PASSAGE SHOWN
Item 5.07 Submission of Matters to a Vote of Security Holders

The special meeting of shareholders of Stewart Enterprises, Inc. (the “Company”) was held on August 13, 2013. On May 28, 2013, the board of directors approved and the Company entered into a definitive merger agreement with Service Corporation International. Pursuant to the agreement, holders of the Company’s Class A and Class B common stock will receive $13.25 in cash for each share of common stock they hold. The transaction is subject to the satisfaction of customary closing conditions and regulatory approvals, including expiration or termination of the applicable waiting period under the Hart-Scott-Rodino Antitrust Improvements Act of 1976. At the special meeting, the Company asked the shareholders to approve the merger agreement.

As of the record date, the Company had 82,146,854 shares of Class A common stock outstanding, each of which was entitled to one vote, and 3,555,020 shares of Class B common stock outstanding, each of which was entitled to ten votes at the special meeting. The Company’s shareholders voted on the following proposals at the special meeting, casting their votes as described below. All vote totals include both Class A and Class B shares.

Proposal 1- The Merger Agreement. Proposal 1 was a proposal to approve the Agreement and Plan of Merger, dated as of May 28, 2013, by and among Service Corporation International, Rio Acquisition Corp. and Stewart. This proposal was approved.

 

Number of Votes For

  Votes Against   Abstentions
98,145,985   146,401   279,987

Proposal 2 – Advisory Vote Regarding Merger Related Compensation. Proposal 2 was a proposal to approve, on a non-binding, advisory basis, certain compensation that may be paid or become payable to Stewart’s named executive officers in connection with the merger. This proposal was approved.

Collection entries
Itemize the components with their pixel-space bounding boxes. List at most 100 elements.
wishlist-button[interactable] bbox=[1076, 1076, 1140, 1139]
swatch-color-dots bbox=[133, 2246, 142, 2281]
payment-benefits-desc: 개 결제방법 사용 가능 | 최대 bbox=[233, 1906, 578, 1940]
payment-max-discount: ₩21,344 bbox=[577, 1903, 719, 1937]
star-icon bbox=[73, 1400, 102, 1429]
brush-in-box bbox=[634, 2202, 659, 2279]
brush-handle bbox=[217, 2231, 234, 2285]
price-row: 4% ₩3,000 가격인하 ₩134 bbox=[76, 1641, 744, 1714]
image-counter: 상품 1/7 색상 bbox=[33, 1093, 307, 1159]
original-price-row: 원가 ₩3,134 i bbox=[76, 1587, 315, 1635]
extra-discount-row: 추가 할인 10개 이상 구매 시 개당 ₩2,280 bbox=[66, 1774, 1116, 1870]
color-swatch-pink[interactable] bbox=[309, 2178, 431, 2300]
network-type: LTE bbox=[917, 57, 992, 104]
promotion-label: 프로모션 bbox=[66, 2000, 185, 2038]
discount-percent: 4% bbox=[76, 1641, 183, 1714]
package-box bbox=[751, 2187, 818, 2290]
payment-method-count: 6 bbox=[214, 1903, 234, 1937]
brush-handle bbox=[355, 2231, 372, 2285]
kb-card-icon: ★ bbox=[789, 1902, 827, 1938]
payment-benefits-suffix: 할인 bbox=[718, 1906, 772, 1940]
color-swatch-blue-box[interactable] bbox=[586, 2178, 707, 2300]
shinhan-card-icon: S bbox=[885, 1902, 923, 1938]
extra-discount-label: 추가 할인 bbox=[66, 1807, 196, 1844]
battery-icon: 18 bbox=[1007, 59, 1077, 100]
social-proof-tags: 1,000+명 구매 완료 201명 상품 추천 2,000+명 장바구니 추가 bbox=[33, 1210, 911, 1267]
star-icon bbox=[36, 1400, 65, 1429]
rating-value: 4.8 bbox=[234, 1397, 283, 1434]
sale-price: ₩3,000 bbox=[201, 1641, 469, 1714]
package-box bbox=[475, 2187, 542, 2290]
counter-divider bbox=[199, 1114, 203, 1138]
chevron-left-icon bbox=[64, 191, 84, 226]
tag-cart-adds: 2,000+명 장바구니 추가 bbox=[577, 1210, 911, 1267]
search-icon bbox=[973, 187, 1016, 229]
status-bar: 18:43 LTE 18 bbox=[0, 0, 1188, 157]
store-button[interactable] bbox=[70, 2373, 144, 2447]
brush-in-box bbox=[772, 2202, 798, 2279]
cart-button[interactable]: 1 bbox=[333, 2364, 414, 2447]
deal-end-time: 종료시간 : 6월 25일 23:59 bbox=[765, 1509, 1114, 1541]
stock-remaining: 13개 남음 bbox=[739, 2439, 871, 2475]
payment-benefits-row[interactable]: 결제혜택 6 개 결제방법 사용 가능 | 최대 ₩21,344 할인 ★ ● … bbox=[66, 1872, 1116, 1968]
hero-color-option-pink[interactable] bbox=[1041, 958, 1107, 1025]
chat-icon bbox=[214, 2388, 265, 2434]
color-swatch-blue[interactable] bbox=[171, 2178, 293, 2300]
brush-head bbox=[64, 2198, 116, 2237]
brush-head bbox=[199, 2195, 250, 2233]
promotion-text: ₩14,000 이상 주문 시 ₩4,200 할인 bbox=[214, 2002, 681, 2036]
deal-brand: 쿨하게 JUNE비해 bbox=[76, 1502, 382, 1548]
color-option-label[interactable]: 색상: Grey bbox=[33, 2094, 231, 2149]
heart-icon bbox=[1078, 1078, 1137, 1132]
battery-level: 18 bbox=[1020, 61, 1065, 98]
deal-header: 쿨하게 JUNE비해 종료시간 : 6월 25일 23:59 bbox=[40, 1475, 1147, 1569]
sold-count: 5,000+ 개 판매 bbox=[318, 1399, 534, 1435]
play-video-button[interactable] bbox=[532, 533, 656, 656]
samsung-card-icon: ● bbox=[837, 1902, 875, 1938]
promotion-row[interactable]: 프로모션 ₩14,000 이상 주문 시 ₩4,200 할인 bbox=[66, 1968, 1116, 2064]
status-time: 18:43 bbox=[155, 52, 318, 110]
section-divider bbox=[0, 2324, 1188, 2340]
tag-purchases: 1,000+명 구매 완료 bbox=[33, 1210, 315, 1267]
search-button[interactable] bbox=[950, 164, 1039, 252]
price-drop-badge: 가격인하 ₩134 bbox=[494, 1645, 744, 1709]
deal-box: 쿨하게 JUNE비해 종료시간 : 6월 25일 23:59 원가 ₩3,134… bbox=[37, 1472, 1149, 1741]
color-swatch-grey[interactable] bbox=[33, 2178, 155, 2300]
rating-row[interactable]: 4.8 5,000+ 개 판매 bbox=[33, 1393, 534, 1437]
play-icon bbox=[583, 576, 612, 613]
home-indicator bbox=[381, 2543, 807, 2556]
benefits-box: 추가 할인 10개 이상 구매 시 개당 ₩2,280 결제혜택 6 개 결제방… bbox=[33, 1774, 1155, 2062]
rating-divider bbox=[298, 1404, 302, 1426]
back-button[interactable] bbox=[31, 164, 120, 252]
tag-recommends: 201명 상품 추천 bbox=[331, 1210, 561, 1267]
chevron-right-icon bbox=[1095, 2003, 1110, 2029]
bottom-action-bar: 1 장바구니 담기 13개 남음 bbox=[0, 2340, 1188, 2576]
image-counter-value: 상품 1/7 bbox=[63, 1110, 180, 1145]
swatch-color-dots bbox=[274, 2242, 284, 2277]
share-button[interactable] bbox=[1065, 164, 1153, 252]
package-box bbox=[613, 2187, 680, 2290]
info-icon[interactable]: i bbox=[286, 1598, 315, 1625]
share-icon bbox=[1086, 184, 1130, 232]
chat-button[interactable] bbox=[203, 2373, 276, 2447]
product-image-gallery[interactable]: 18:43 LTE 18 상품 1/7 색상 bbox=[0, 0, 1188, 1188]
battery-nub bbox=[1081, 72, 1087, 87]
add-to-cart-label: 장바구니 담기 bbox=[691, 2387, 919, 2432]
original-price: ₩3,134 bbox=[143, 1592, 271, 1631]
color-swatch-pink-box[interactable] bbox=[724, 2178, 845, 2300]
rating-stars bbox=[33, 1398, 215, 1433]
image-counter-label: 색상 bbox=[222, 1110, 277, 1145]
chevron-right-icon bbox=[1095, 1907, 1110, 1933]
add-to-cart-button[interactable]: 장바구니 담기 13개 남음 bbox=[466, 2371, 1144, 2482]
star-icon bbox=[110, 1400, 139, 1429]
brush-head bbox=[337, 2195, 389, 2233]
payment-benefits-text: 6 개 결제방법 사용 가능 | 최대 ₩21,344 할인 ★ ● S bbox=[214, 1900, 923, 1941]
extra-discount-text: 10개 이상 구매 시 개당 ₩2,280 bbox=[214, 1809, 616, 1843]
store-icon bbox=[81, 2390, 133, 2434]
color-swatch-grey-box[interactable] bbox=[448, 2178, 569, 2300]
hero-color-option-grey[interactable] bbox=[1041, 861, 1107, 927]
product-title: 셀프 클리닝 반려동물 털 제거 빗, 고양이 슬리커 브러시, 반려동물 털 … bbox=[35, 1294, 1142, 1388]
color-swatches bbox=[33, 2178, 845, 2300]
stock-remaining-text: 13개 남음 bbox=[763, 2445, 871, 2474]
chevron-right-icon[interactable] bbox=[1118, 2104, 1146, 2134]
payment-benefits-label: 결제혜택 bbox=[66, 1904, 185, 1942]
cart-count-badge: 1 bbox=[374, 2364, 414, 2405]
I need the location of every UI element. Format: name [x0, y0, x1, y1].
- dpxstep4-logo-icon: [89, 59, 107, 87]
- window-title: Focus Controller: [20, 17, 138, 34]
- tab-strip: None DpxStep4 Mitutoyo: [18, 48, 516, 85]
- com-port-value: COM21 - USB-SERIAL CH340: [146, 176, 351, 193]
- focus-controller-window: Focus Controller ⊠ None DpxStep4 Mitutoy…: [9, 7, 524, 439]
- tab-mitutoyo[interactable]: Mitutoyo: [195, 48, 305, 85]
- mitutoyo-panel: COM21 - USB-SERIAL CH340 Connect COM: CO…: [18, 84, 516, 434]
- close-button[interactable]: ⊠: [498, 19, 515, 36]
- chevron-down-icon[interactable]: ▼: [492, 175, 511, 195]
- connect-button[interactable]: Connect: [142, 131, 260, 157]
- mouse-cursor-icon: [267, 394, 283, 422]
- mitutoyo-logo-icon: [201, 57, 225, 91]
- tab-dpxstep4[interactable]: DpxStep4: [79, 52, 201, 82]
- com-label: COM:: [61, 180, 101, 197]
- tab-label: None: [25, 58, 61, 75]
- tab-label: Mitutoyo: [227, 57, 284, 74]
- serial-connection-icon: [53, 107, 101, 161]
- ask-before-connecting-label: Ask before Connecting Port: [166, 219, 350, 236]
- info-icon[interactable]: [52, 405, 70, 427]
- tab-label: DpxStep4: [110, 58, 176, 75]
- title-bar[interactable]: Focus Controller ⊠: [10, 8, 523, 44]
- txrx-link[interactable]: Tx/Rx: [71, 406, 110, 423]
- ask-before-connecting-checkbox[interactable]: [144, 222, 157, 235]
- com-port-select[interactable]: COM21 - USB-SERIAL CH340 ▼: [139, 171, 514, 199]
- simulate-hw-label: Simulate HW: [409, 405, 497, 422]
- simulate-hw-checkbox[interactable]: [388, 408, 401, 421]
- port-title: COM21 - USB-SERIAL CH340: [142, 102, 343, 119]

TASK ITEM
Change "Abstentions" to "Abstaining Votes" in the shareholder vote report, beginning at the words "Votes Against   Abstentions" and stopping after "merger. This proposal was approved.". The records have no connection to the text.

REPLY
Votes Against   Abstaining Votes
98,145,985   146,401   279,987

Proposal 2 – Advisory Vote Regarding Merger Related Compensation. Proposal 2 was a proposal to approve, on a non-binding, advisory basis, certain compensation that may be paid or become payable to Stewart’s named executive officers in connection with the merger. This proposal was approved.